Problem to solve —
Repeat all the material exactly; pictures stay out of your copy.

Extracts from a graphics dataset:
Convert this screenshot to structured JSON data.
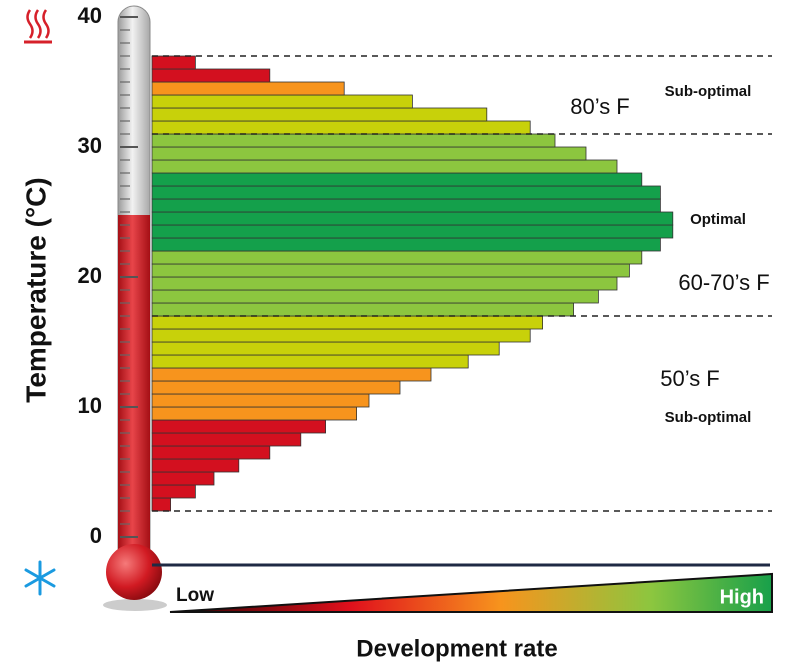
{
  "chart_data": {
    "type": "barh-histogram",
    "y_label": "Temperature (°C)",
    "x_label": "Development rate",
    "x_low_label": "Low",
    "x_high_label": "High",
    "ylim": [
      0,
      40
    ],
    "yticks": [
      0,
      10,
      20,
      30,
      40
    ],
    "xlim": [
      0,
      100
    ],
    "bins": [
      2,
      3,
      4,
      5,
      6,
      7,
      8,
      9,
      10,
      11,
      12,
      13,
      14,
      15,
      16,
      17,
      18,
      19,
      20,
      21,
      22,
      23,
      24,
      25,
      26,
      27,
      28,
      29,
      30,
      31,
      32,
      33,
      34,
      35,
      36,
      37
    ],
    "values": [
      3,
      7,
      10,
      14,
      19,
      24,
      28,
      33,
      35,
      40,
      45,
      51,
      56,
      61,
      63,
      68,
      72,
      75,
      77,
      79,
      82,
      84,
      84,
      82,
      82,
      79,
      75,
      70,
      65,
      61,
      54,
      42,
      31,
      19,
      7
    ],
    "colors": [
      "#d3101f",
      "#d3101f",
      "#d3101f",
      "#d3101f",
      "#d3101f",
      "#d3101f",
      "#d3101f",
      "#f7941d",
      "#f7941d",
      "#f7941d",
      "#f7941d",
      "#c8d10a",
      "#c8d10a",
      "#c8d10a",
      "#c8d10a",
      "#8cc63f",
      "#8cc63f",
      "#8cc63f",
      "#8cc63f",
      "#8cc63f",
      "#14a04b",
      "#14a04b",
      "#14a04b",
      "#14a04b",
      "#14a04b",
      "#14a04b",
      "#8cc63f",
      "#8cc63f",
      "#8cc63f",
      "#c8d10a",
      "#c8d10a",
      "#c8d10a",
      "#f7941d",
      "#d3101f",
      "#d3101f"
    ],
    "reference_lines": [
      2,
      17,
      31,
      37
    ],
    "annotations": [
      "Sub-optimal",
      "80’s F",
      "Optimal",
      "60-70’s F",
      "50’s F",
      "Sub-optimal"
    ]
  }
}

In response —
Convert this screenshot to structured JSON data.
{
  "chart_data": {
    "type": "barh-histogram",
    "y_label": "Temperature (°C)",
    "x_label": "Development rate",
    "x_low_label": "Low",
    "x_high_label": "High",
    "ylim": [
      0,
      40
    ],
    "yticks": [
      0,
      10,
      20,
      30,
      40
    ],
    "xlim": [
      0,
      100
    ],
    "bins": [
      2,
      3,
      4,
      5,
      6,
      7,
      8,
      9,
      10,
      11,
      12,
      13,
      14,
      15,
      16,
      17,
      18,
      19,
      20,
      21,
      22,
      23,
      24,
      25,
      26,
      27,
      28,
      29,
      30,
      31,
      32,
      33,
      34,
      35,
      36,
      37
    ],
    "values": [
      3,
      7,
      10,
      14,
      19,
      24,
      28,
      33,
      35,
      40,
      45,
      51,
      56,
      61,
      63,
      68,
      72,
      75,
      77,
      79,
      82,
      84,
      84,
      82,
      82,
      79,
      75,
      70,
      65,
      61,
      54,
      42,
      31,
      19,
      7
    ],
    "colors": [
      "#d3101f",
      "#d3101f",
      "#d3101f",
      "#d3101f",
      "#d3101f",
      "#d3101f",
      "#d3101f",
      "#f7941d",
      "#f7941d",
      "#f7941d",
      "#f7941d",
      "#c8d10a",
      "#c8d10a",
      "#c8d10a",
      "#c8d10a",
      "#8cc63f",
      "#8cc63f",
      "#8cc63f",
      "#8cc63f",
      "#8cc63f",
      "#14a04b",
      "#14a04b",
      "#14a04b",
      "#14a04b",
      "#14a04b",
      "#14a04b",
      "#8cc63f",
      "#8cc63f",
      "#8cc63f",
      "#c8d10a",
      "#c8d10a",
      "#c8d10a",
      "#f7941d",
      "#d3101f",
      "#d3101f"
    ],
    "reference_lines": [
      2,
      17,
      31,
      37
    ],
    "annotations": [
      "Sub-optimal",
      "80’s F",
      "Optimal",
      "60-70’s F",
      "50’s F",
      "Sub-optimal"
    ]
  }
}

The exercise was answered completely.